→ WHAT IS EXPECTED:
Convert the entries below, from the line containing "For every button, label, input, icon, or" down to the line containing "breadcrumb-separator: / <box>211", into a two-column CSV with the columns request and answer. Write one row per request, put each request and its answer in a single quoted field with line breaks replaced by spaces, and omit the pictures.

→ GIVEN DATA:
___
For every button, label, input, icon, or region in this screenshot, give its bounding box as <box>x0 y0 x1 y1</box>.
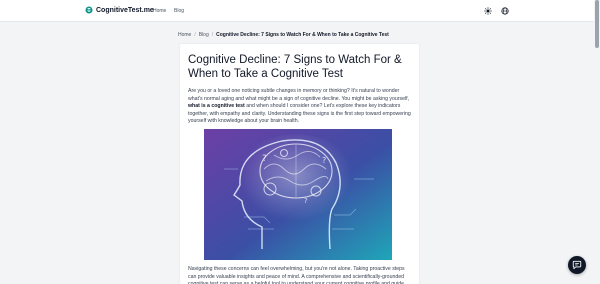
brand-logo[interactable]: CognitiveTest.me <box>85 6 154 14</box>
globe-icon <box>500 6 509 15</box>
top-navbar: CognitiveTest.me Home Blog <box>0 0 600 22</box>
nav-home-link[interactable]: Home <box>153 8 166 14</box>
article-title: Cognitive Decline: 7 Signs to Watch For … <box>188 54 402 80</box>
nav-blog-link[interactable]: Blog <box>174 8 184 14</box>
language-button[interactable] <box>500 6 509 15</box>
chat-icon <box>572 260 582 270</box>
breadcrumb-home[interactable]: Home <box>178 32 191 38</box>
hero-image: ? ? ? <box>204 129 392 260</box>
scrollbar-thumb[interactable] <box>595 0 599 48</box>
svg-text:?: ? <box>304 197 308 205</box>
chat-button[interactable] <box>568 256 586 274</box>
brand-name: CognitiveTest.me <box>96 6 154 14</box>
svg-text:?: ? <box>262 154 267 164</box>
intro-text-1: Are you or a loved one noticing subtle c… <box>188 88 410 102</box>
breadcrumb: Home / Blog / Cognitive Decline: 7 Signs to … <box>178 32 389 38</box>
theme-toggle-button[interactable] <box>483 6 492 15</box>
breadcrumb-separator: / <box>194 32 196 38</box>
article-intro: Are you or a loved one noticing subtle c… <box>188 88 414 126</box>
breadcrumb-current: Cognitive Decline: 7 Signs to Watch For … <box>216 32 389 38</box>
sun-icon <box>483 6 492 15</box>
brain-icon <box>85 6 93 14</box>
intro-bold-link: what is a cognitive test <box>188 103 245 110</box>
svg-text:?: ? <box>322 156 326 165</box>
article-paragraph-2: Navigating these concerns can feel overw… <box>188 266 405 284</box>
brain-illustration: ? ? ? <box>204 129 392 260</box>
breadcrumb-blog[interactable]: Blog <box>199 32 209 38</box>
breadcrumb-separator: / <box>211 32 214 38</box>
___
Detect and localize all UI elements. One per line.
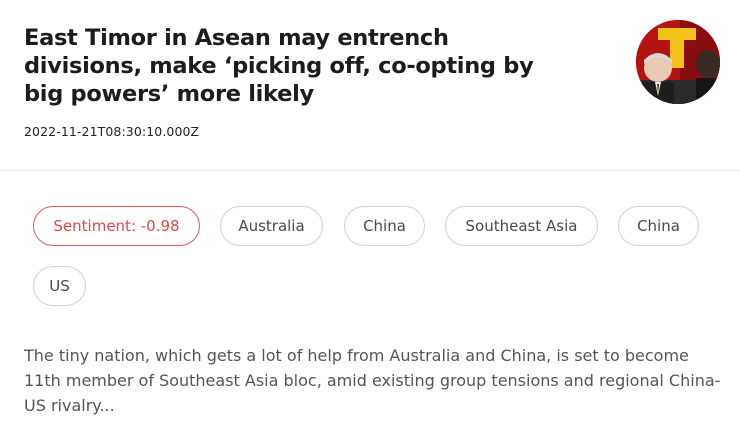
___
→ ANSWER TO THE PROBLEM:
request,answer
"For every button, label, input, icon, or region in this screenshot, give its bounding box as <box>x0 y0 x1 y1</box>.","brand-logo[interactable]: CognitiveTest.me <box>85 6 154 14</box> globe-icon <box>500 6 509 15</box> top-navbar: CognitiveTest.me Home Blog <box>0 0 600 22</box> nav-home-link[interactable]: Home <box>153 8 166 14</box> article-title: Cognitive Decline: 7 Signs to Watch For … <box>188 54 402 80</box> nav-blog-link[interactable]: Blog <box>174 8 184 14</box> language-button[interactable] <box>500 6 509 15</box> chat-icon <box>572 260 582 270</box> breadcrumb-home[interactable]: Home <box>178 32 191 38</box> hero-image: ? ? ? <box>204 129 392 260</box> scrollbar-thumb[interactable] <box>595 0 599 48</box> svg-text:?: ? <box>304 197 308 205</box> chat-button[interactable] <box>568 256 586 274</box> brand-name: CognitiveTest.me <box>96 6 154 14</box> svg-text:?: ? <box>262 154 267 164</box> intro-text-1: Are you or a loved one noticing subtle c… <box>188 88 410 102</box> breadcrumb: Home / Blog / Cognitive Decline: 7 Signs to … <box>178 32 389 38</box> theme-toggle-button[interactable] <box>483 6 492 15</box> breadcrumb-separator: / <box>194 32 196 38</box> article-intro: Are you or a loved one noticing subtle c… <box>188 88 414 126</box> breadcrumb-current: Cognitive Decline: 7 Signs to Watch For … <box>216 32 389 38</box> sun-icon <box>483 6 492 15</box> brain-icon <box>85 6 93 14</box> intro-bold-link: what is a cognitive test <box>188 103 245 110</box> svg-text:?: ? <box>322 156 326 165</box> article-paragraph-2: Navigating these concerns can feel overw… <box>188 266 405 284</box> brain-illustration: ? ? ? <box>204 129 392 260</box> breadcrumb-blog[interactable]: Blog <box>199 32 209 38</box> breadcrumb-separator: / <box>211 32 214 38</box>"